# WRITTEN EXERCISE
Copy every line of the material below word for word.

── DATA SUPPLIED ──

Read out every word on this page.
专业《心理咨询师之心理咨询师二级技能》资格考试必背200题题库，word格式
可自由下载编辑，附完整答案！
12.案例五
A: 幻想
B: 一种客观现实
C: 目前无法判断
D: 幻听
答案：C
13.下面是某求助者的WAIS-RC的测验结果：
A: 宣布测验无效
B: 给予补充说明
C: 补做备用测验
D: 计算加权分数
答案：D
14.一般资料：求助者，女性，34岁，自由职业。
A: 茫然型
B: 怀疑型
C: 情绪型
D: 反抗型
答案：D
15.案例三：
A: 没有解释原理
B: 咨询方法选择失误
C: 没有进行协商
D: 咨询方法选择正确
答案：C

───

# CORRECT RESULT
Read out every word on this page.
专业《心理咨询师之心理咨询师二级技能》资格考试必背200题题库，word格式
可自由下载编辑，附完整答案！
12.案例五
A: 幻想
B: 一种客观现实
C: 目前无法判断
D: 幻听
答案：C
13.下面是某求助者的WAIS-RC的测验结果：
A: 宣布测验无效
B: 给予补充说明
C: 补做备用测验
D: 计算加权分数
答案：D
14.一般资料：求助者，女性，34岁，自由职业。
A: 茫然型
B: 怀疑型
C: 情绪型
D: 反抗型
答案：D
15.案例三：
A: 没有解释原理
B: 咨询方法选择失误
C: 没有进行协商
D: 咨询方法选择正确
答案：C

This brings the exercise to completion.